**Entries**

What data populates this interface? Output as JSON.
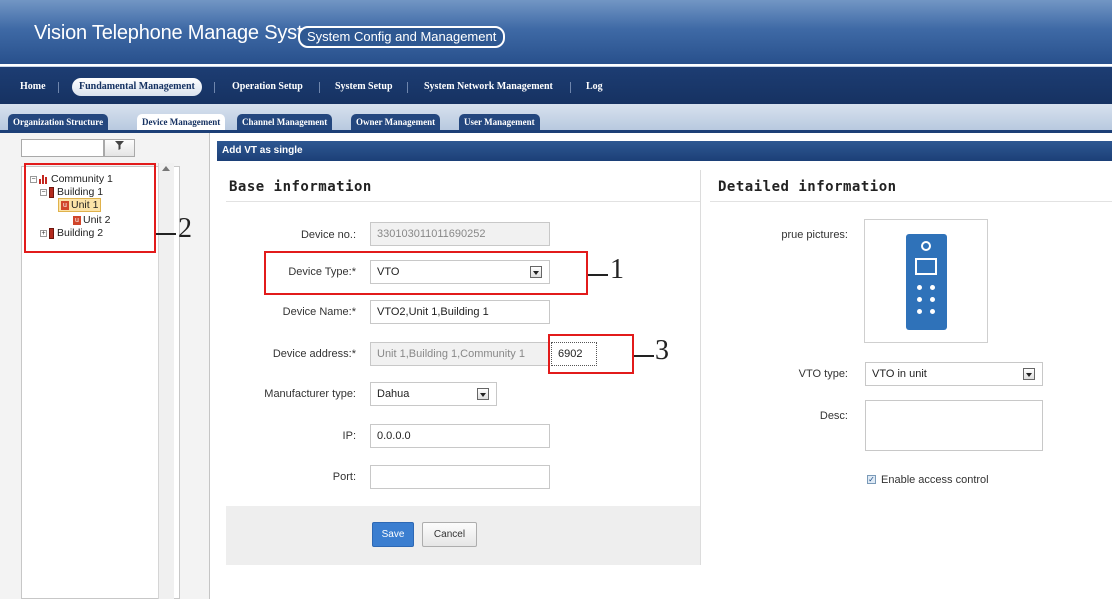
{
  "app": {
    "title": "Vision Telephone Manage System",
    "subtitle": "System Config and Management"
  },
  "nav": {
    "items": [
      "Home",
      "Fundamental Management",
      "Operation Setup",
      "System Setup",
      "System Network Management",
      "Log"
    ],
    "active": "Fundamental Management"
  },
  "subtabs": {
    "items": [
      "Organization Structure",
      "Device Management",
      "Channel Management",
      "Owner Management",
      "User Management"
    ],
    "active": "Device Management"
  },
  "tree": {
    "search_value": "",
    "filter_icon": "filter-funnel-icon",
    "nodes": {
      "community": "Community 1",
      "building1": "Building 1",
      "unit1": "Unit 1",
      "unit2": "Unit 2",
      "building2": "Building 2"
    },
    "selected": "Unit 1"
  },
  "content": {
    "header": "Add VT as single"
  },
  "base": {
    "title": "Base information",
    "device_no_label": "Device no.:",
    "device_no_value": "330103011011690252",
    "device_type_label": "Device Type:*",
    "device_type_value": "VTO",
    "device_name_label": "Device Name:*",
    "device_name_value": "VTO2,Unit 1,Building 1",
    "device_address_label": "Device address:*",
    "device_address_value": "Unit 1,Building 1,Community 1",
    "device_address_suffix": "6902",
    "manufacturer_label": "Manufacturer type:",
    "manufacturer_value": "Dahua",
    "ip_label": "IP:",
    "ip_value": "0.0.0.0",
    "port_label": "Port:",
    "port_value": "",
    "save_label": "Save",
    "cancel_label": "Cancel"
  },
  "detail": {
    "title": "Detailed information",
    "pictures_label": "prue pictures:",
    "vto_type_label": "VTO type:",
    "vto_type_value": "VTO in unit",
    "desc_label": "Desc:",
    "desc_value": "",
    "access_label": "Enable access control",
    "access_checked": true
  },
  "annotations": {
    "one": "1",
    "two": "2",
    "three": "3"
  },
  "colors": {
    "header_blue": "#1c3f77",
    "primary_button": "#3b7ed0",
    "annotation_red": "#e21b1b"
  }
}
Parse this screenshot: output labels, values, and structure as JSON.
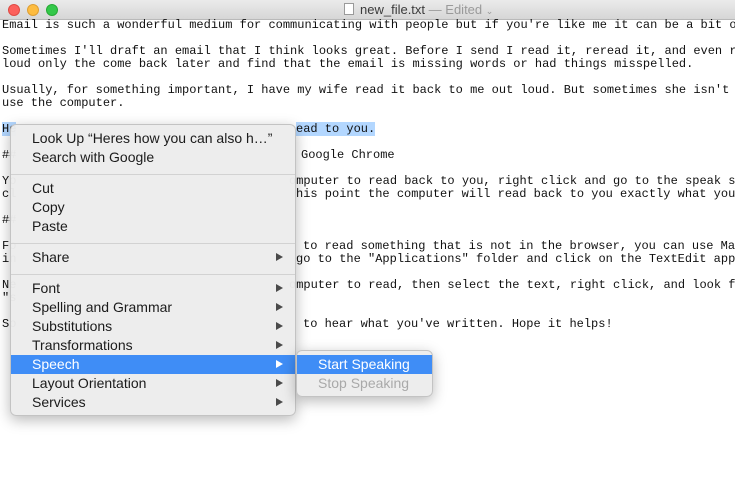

**Aim of the task**
Find each line with the string "this" and copy it out.

**Task answer**
What data populates this interface? Output as JSON.
Parse this screenshot: output labels, values, and structure as JSON.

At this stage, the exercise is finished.